● **Goal**
Pick out each line containing the string "title".

[Start of Data]

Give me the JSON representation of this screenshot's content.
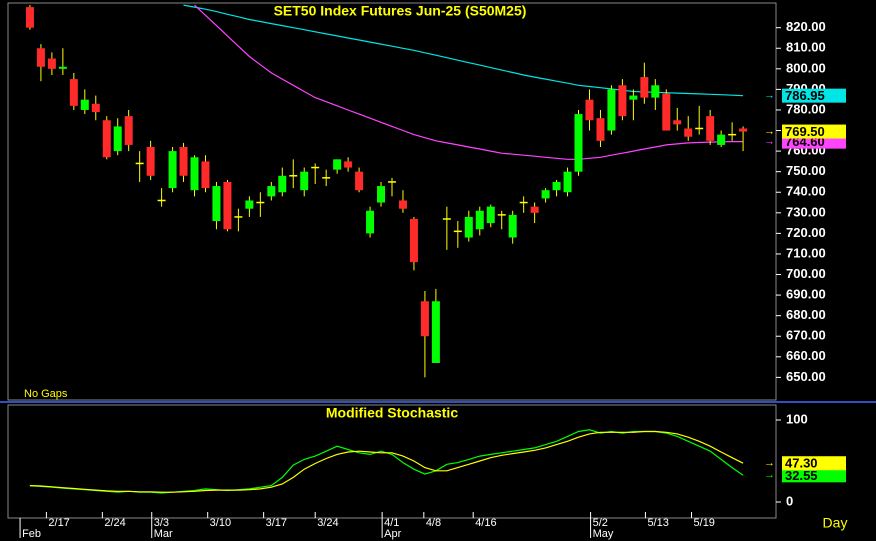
{
  "chart_data": [
    {
      "type": "candlestick",
      "title": "SET50  Index  Futures  Jun-25  (S50M25)",
      "annotation": "No Gaps",
      "open": [
        830,
        810,
        805,
        800,
        795,
        780,
        783,
        775,
        760,
        777,
        754,
        762,
        736,
        742,
        762,
        741,
        755,
        726,
        745,
        728,
        732,
        735,
        738,
        740,
        748,
        741,
        752,
        747,
        751,
        755,
        750,
        720,
        735,
        745,
        736,
        727,
        687,
        657,
        727,
        721,
        718,
        722,
        725,
        729,
        718,
        735,
        733,
        737,
        741,
        740,
        750,
        785,
        776,
        770,
        792,
        785,
        796,
        786,
        788,
        775,
        771,
        771,
        777,
        763,
        768,
        771
      ],
      "high": [
        831,
        812,
        808,
        810,
        798,
        790,
        787,
        777,
        776,
        780,
        760,
        765,
        742,
        762,
        764,
        758,
        758,
        745,
        746,
        732,
        738,
        740,
        745,
        752,
        756,
        752,
        754,
        751,
        756,
        757,
        752,
        733,
        745,
        747,
        741,
        728,
        692,
        693,
        733,
        726,
        731,
        733,
        734,
        731,
        731,
        738,
        735,
        742,
        746,
        752,
        780,
        790,
        780,
        792,
        795,
        790,
        803,
        795,
        790,
        781,
        777,
        782,
        780,
        770,
        774,
        772
      ],
      "low": [
        819,
        794,
        797,
        797,
        780,
        778,
        775,
        756,
        758,
        760,
        745,
        746,
        733,
        740,
        745,
        738,
        740,
        722,
        721,
        721,
        728,
        728,
        736,
        738,
        742,
        738,
        744,
        743,
        749,
        750,
        740,
        718,
        733,
        738,
        730,
        702,
        650,
        657,
        712,
        713,
        716,
        719,
        723,
        722,
        715,
        730,
        725,
        735,
        738,
        738,
        748,
        770,
        762,
        768,
        775,
        775,
        783,
        780,
        770,
        770,
        765,
        768,
        763,
        762,
        765,
        760
      ],
      "close": [
        820,
        801,
        800,
        801,
        782,
        785,
        779,
        757,
        772,
        763,
        754,
        748,
        736,
        760,
        748,
        757,
        742,
        743,
        722,
        728,
        736,
        735,
        743,
        748,
        748,
        750,
        752,
        747,
        756,
        752,
        741,
        731,
        743,
        745,
        732,
        706,
        670,
        687,
        727,
        721,
        728,
        731,
        733,
        729,
        729,
        735,
        730,
        741,
        745,
        750,
        778,
        775,
        765,
        790,
        777,
        787,
        786,
        792,
        770,
        773,
        767,
        771,
        765,
        768,
        768,
        769.5
      ],
      "last_value_label": "769.50",
      "up_color": "#00ff00",
      "down_color": "#ff2a2a",
      "doji_color": "#ffff00",
      "label_color": "#ffff00",
      "overlays": [
        {
          "color": "#00e5e5",
          "last_value_label": "786.95",
          "values": [
            null,
            null,
            null,
            null,
            null,
            null,
            null,
            null,
            null,
            null,
            null,
            null,
            null,
            null,
            831,
            830,
            829,
            827.8,
            826.5,
            825.3,
            824,
            823,
            822,
            821,
            820,
            819,
            818,
            817,
            816,
            815,
            814,
            813,
            812,
            811,
            810,
            809,
            807.8,
            806.6,
            805.4,
            804.2,
            803,
            801.8,
            800.6,
            799.4,
            798.2,
            797,
            796,
            795,
            794,
            793,
            792,
            791.4,
            790.8,
            790.2,
            789.6,
            789,
            788.8,
            788.6,
            788.4,
            788.2,
            788,
            787.8,
            787.6,
            787.4,
            787.2,
            786.95
          ]
        },
        {
          "color": "#ff44ff",
          "last_value_label": "764.60",
          "values": [
            null,
            null,
            null,
            null,
            null,
            null,
            null,
            null,
            null,
            null,
            null,
            null,
            null,
            null,
            null,
            831,
            826,
            821,
            816,
            811,
            806,
            802,
            798,
            795,
            792,
            789,
            786,
            784,
            782,
            780,
            778,
            776,
            774,
            772,
            770,
            768,
            766.5,
            765,
            764,
            763,
            762,
            761,
            760,
            759,
            758.5,
            758,
            757.5,
            757,
            756.5,
            756,
            756,
            756.5,
            757,
            758,
            759,
            760,
            761,
            762,
            763,
            763.5,
            764,
            764.2,
            764.4,
            764.5,
            764.6,
            764.6
          ]
        }
      ],
      "xlim": [
        -2,
        68
      ],
      "ylim": [
        639,
        832
      ],
      "yticks": [
        {
          "value": 650,
          "label": "650.00"
        },
        {
          "value": 660,
          "label": "660.00"
        },
        {
          "value": 670,
          "label": "670.00"
        },
        {
          "value": 680,
          "label": "680.00"
        },
        {
          "value": 690,
          "label": "690.00"
        },
        {
          "value": 700,
          "label": "700.00"
        },
        {
          "value": 710,
          "label": "710.00"
        },
        {
          "value": 720,
          "label": "720.00"
        },
        {
          "value": 730,
          "label": "730.00"
        },
        {
          "value": 740,
          "label": "740.00"
        },
        {
          "value": 750,
          "label": "750.00"
        },
        {
          "value": 760,
          "label": "760.00"
        },
        {
          "value": 770,
          "label": "770.00"
        },
        {
          "value": 780,
          "label": "780.00"
        },
        {
          "value": 790,
          "label": "790.00"
        },
        {
          "value": 800,
          "label": "800.00"
        },
        {
          "value": 810,
          "label": "810.00"
        },
        {
          "value": 820,
          "label": "820.00"
        }
      ]
    },
    {
      "type": "line",
      "title": "Modified  Stochastic",
      "series": [
        {
          "color": "#00ff00",
          "last_value_label": "32.55",
          "values": [
            20,
            19,
            18,
            17,
            16,
            15,
            14,
            13,
            12,
            13,
            12,
            12,
            11,
            12,
            13,
            14,
            16,
            15,
            14,
            15,
            16,
            18,
            20,
            30,
            45,
            52,
            56,
            62,
            68,
            64,
            60,
            58,
            62,
            58,
            48,
            40,
            34,
            38,
            46,
            48,
            52,
            56,
            58,
            60,
            62,
            64,
            66,
            70,
            74,
            80,
            86,
            88,
            84,
            86,
            84,
            86,
            86,
            86,
            84,
            80,
            74,
            68,
            62,
            52,
            42,
            32.55
          ]
        },
        {
          "color": "#ffff00",
          "last_value_label": "47.30",
          "values": [
            20,
            19.5,
            18.5,
            17.5,
            16.5,
            15.5,
            14.5,
            13.5,
            13,
            13,
            12.5,
            12.5,
            12,
            12,
            12.5,
            13,
            14,
            14.5,
            14.5,
            14.5,
            15,
            16,
            18,
            22,
            30,
            40,
            47,
            53,
            58,
            61,
            62,
            61,
            60,
            60,
            56,
            50,
            42,
            38,
            38,
            42,
            46,
            50,
            54,
            57,
            59,
            61,
            63,
            66,
            70,
            74,
            79,
            83,
            85,
            85,
            85,
            85,
            86,
            86,
            85,
            83,
            79,
            74,
            68,
            61,
            54,
            47.3
          ]
        }
      ],
      "xlim": [
        -2,
        68
      ],
      "ylim": [
        -19.5,
        118.3
      ],
      "yticks": [
        0,
        100
      ],
      "xticks": [
        {
          "value": 1.5,
          "label": "2/17"
        },
        {
          "value": 6.6,
          "label": "2/24"
        },
        {
          "value": 11.1,
          "label": "3/3"
        },
        {
          "value": 16.2,
          "label": "3/10"
        },
        {
          "value": 21.3,
          "label": "3/17"
        },
        {
          "value": 26,
          "label": "3/24"
        },
        {
          "value": 32.1,
          "label": "4/1"
        },
        {
          "value": 35.9,
          "label": "4/8"
        },
        {
          "value": 40.4,
          "label": "4/16"
        },
        {
          "value": 51.1,
          "label": "5/2"
        },
        {
          "value": 56.1,
          "label": "5/13"
        },
        {
          "value": 60.3,
          "label": "5/19"
        }
      ],
      "month_ticks": [
        {
          "value": -0.9,
          "label": "Feb"
        },
        {
          "value": 11.1,
          "label": "Mar"
        },
        {
          "value": 32.1,
          "label": "Apr"
        },
        {
          "value": 51.1,
          "label": "May"
        }
      ],
      "x_unit_label": "Day"
    }
  ]
}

[End of Data]

● **Solution below**
      "title": "SET50  Index  Futures  Jun-25  (S50M25)",
      "title": "Modified  Stochastic",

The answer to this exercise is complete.